---- Data entries

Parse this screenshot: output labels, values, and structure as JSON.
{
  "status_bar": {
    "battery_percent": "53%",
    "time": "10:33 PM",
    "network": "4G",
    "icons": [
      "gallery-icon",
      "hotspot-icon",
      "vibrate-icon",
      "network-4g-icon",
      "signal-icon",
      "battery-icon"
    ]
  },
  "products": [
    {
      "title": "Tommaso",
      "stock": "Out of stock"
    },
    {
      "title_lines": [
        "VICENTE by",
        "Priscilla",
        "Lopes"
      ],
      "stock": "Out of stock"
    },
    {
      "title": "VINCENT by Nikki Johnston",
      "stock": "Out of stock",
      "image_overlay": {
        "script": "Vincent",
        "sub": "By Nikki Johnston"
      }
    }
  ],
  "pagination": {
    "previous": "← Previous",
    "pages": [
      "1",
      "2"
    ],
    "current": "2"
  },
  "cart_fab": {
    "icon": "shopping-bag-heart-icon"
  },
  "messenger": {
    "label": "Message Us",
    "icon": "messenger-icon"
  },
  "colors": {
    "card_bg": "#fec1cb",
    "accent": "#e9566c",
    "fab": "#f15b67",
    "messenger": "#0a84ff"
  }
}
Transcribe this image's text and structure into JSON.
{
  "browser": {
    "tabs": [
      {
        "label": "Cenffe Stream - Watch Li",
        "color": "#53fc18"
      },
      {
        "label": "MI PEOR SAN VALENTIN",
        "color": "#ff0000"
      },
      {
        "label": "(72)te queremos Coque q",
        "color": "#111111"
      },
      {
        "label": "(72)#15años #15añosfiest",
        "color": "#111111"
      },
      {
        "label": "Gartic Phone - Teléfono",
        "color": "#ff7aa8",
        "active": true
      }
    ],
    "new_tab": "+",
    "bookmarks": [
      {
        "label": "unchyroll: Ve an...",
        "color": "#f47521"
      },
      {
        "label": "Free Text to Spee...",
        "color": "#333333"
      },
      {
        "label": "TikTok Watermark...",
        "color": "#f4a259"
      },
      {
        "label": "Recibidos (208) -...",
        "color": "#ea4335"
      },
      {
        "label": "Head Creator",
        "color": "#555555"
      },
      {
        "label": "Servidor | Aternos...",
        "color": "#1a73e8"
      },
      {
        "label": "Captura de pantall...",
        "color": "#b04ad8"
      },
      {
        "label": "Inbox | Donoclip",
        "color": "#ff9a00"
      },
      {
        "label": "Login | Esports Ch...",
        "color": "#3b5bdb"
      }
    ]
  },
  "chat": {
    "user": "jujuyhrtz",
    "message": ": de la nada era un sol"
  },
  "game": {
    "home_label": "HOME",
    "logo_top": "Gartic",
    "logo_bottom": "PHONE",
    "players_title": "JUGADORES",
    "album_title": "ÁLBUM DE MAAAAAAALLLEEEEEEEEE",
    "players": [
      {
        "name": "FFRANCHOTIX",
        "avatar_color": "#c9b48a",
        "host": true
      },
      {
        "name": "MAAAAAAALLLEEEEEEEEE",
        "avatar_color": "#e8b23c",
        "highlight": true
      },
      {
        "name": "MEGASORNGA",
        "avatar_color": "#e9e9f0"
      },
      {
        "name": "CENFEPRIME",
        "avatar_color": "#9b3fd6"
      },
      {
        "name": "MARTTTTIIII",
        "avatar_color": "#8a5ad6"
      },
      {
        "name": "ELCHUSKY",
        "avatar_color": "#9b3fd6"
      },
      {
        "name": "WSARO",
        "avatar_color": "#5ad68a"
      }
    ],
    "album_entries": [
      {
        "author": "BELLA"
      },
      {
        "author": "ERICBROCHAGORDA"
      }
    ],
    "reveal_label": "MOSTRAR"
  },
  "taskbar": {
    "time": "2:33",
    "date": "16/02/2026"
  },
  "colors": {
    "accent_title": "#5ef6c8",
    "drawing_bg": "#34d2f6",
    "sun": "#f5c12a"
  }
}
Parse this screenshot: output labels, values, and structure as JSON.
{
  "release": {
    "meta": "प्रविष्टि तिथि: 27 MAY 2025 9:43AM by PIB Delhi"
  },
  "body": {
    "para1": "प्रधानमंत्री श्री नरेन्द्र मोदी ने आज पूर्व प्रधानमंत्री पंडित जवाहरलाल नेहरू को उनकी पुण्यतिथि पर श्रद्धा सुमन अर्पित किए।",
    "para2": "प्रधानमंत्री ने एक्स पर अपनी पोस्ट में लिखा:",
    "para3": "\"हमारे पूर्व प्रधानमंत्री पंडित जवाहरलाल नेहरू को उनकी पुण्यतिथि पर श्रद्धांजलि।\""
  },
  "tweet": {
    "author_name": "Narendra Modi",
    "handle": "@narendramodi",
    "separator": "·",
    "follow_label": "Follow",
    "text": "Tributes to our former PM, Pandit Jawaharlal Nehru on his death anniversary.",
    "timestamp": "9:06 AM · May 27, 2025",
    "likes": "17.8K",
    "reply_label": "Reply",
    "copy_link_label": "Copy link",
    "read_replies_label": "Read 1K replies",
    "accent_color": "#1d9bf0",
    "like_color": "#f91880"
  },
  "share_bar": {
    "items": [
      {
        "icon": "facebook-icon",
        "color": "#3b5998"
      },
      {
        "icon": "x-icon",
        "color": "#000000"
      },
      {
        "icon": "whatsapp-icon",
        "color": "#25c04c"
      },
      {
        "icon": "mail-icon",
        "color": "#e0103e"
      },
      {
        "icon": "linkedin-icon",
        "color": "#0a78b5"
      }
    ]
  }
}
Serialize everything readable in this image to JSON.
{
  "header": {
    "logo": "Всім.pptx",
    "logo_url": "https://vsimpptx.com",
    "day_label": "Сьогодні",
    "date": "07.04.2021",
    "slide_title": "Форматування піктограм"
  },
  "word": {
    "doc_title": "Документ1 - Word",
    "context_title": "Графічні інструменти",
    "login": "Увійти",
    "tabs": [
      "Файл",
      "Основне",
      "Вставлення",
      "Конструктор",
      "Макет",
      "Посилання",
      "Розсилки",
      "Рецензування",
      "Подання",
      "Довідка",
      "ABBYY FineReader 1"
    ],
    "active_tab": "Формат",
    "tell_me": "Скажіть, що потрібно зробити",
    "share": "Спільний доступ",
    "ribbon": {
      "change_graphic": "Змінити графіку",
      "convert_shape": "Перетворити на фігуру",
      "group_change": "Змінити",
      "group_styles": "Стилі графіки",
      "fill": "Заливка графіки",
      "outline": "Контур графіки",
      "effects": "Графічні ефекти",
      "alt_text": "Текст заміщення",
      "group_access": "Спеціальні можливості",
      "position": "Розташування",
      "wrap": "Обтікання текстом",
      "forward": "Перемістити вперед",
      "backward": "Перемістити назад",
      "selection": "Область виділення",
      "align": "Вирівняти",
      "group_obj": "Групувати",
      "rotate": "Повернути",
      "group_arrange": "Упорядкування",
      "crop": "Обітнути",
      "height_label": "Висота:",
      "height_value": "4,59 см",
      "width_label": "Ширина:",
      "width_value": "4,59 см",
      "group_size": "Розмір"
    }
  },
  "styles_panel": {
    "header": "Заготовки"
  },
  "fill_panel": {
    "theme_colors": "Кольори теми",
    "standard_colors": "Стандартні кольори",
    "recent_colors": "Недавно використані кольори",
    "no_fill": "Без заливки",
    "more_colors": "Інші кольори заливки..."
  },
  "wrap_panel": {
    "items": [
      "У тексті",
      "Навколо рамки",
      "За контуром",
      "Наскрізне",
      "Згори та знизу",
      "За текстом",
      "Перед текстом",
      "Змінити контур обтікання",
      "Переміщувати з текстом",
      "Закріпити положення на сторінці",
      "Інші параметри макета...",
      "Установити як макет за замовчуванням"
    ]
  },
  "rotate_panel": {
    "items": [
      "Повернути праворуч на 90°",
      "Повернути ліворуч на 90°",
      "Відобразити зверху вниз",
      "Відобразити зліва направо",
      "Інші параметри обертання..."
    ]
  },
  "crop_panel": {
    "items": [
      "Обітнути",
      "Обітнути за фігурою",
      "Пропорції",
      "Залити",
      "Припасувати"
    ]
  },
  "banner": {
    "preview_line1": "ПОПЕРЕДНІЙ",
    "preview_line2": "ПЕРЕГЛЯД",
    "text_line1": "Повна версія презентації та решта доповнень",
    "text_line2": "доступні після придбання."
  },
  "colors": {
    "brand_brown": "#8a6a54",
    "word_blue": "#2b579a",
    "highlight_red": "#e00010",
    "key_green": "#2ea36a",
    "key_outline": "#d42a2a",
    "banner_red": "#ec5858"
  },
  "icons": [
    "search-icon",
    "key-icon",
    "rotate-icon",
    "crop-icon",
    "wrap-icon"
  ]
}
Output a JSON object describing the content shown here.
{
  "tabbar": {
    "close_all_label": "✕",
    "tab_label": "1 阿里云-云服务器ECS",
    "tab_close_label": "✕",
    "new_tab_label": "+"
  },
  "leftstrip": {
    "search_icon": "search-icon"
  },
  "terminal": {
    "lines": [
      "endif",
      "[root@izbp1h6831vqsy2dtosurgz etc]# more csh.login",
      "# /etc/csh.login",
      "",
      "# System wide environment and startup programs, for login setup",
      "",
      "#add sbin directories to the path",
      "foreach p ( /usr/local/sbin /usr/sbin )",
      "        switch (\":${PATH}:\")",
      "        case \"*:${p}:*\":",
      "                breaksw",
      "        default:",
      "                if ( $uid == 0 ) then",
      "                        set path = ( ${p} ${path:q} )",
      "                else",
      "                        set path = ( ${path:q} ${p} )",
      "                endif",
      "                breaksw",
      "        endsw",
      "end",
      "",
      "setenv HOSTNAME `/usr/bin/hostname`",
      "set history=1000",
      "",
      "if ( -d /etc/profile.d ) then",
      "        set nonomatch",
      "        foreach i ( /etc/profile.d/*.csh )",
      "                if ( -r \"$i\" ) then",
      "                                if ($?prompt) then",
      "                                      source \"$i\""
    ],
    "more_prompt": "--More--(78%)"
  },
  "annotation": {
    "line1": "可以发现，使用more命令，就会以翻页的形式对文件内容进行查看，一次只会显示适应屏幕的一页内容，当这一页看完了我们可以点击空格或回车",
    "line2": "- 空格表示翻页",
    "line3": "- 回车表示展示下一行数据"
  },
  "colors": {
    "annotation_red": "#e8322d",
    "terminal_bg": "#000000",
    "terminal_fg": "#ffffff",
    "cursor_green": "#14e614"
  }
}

--------

**To be done:**
Go through the material line by line. Show each line that contains the string "MAAAAAAALLLEEEEEEEEE".

**Written response:**
    "album_title": "ÁLBUM DE MAAAAAAALLLEEEEEEEEE",
        "name": "MAAAAAAALLLEEEEEEEEE",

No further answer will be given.